▶ [Instructions for the task]
Below is a block of records: output all of them exactly and leave out the pictures.

▶ [Provided data]
** START **
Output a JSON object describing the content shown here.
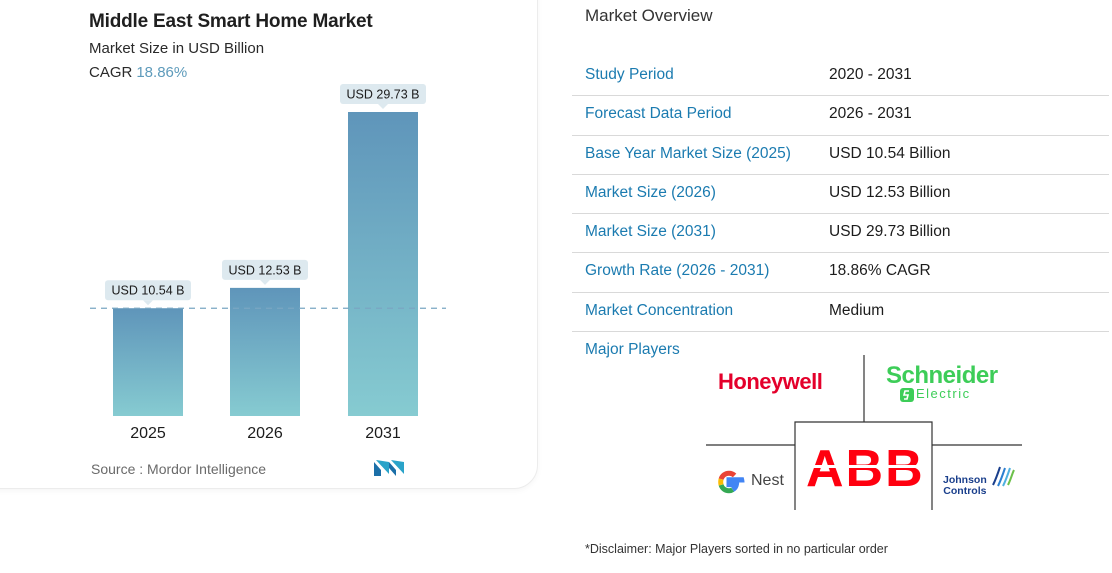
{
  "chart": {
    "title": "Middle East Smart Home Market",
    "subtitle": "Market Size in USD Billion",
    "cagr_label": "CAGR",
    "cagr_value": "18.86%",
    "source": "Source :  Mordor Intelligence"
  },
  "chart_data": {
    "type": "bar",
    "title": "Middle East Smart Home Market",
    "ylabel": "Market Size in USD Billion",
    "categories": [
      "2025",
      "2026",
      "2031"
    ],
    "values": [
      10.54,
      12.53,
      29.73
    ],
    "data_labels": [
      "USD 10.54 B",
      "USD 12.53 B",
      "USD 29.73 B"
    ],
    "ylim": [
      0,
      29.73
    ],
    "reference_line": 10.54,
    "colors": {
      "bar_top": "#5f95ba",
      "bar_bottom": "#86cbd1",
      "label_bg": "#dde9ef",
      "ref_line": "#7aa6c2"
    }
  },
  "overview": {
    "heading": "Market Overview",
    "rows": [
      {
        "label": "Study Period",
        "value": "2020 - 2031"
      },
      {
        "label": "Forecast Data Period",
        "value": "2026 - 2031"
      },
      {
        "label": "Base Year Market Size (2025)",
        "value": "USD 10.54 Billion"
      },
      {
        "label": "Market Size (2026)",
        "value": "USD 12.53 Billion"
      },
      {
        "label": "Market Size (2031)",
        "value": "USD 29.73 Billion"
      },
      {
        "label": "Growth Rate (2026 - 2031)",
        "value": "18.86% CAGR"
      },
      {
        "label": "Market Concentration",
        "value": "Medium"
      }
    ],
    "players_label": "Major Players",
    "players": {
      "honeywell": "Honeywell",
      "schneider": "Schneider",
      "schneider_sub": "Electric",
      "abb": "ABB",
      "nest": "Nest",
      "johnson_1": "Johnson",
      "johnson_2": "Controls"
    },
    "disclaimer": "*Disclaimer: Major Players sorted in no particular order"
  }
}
** END **
▶ [Correct result]
Output a JSON object describing the content shown here.
{
  "chart": {
    "title": "Middle East Smart Home Market",
    "subtitle": "Market Size in USD Billion",
    "cagr_label": "CAGR",
    "cagr_value": "18.86%",
    "source": "Source :  Mordor Intelligence"
  },
  "chart_data": {
    "type": "bar",
    "title": "Middle East Smart Home Market",
    "ylabel": "Market Size in USD Billion",
    "categories": [
      "2025",
      "2026",
      "2031"
    ],
    "values": [
      10.54,
      12.53,
      29.73
    ],
    "data_labels": [
      "USD 10.54 B",
      "USD 12.53 B",
      "USD 29.73 B"
    ],
    "ylim": [
      0,
      29.73
    ],
    "reference_line": 10.54,
    "colors": {
      "bar_top": "#5f95ba",
      "bar_bottom": "#86cbd1",
      "label_bg": "#dde9ef",
      "ref_line": "#7aa6c2"
    }
  },
  "overview": {
    "heading": "Market Overview",
    "rows": [
      {
        "label": "Study Period",
        "value": "2020 - 2031"
      },
      {
        "label": "Forecast Data Period",
        "value": "2026 - 2031"
      },
      {
        "label": "Base Year Market Size (2025)",
        "value": "USD 10.54 Billion"
      },
      {
        "label": "Market Size (2026)",
        "value": "USD 12.53 Billion"
      },
      {
        "label": "Market Size (2031)",
        "value": "USD 29.73 Billion"
      },
      {
        "label": "Growth Rate (2026 - 2031)",
        "value": "18.86% CAGR"
      },
      {
        "label": "Market Concentration",
        "value": "Medium"
      }
    ],
    "players_label": "Major Players",
    "players": {
      "honeywell": "Honeywell",
      "schneider": "Schneider",
      "schneider_sub": "Electric",
      "abb": "ABB",
      "nest": "Nest",
      "johnson_1": "Johnson",
      "johnson_2": "Controls"
    },
    "disclaimer": "*Disclaimer: Major Players sorted in no particular order"
  }
}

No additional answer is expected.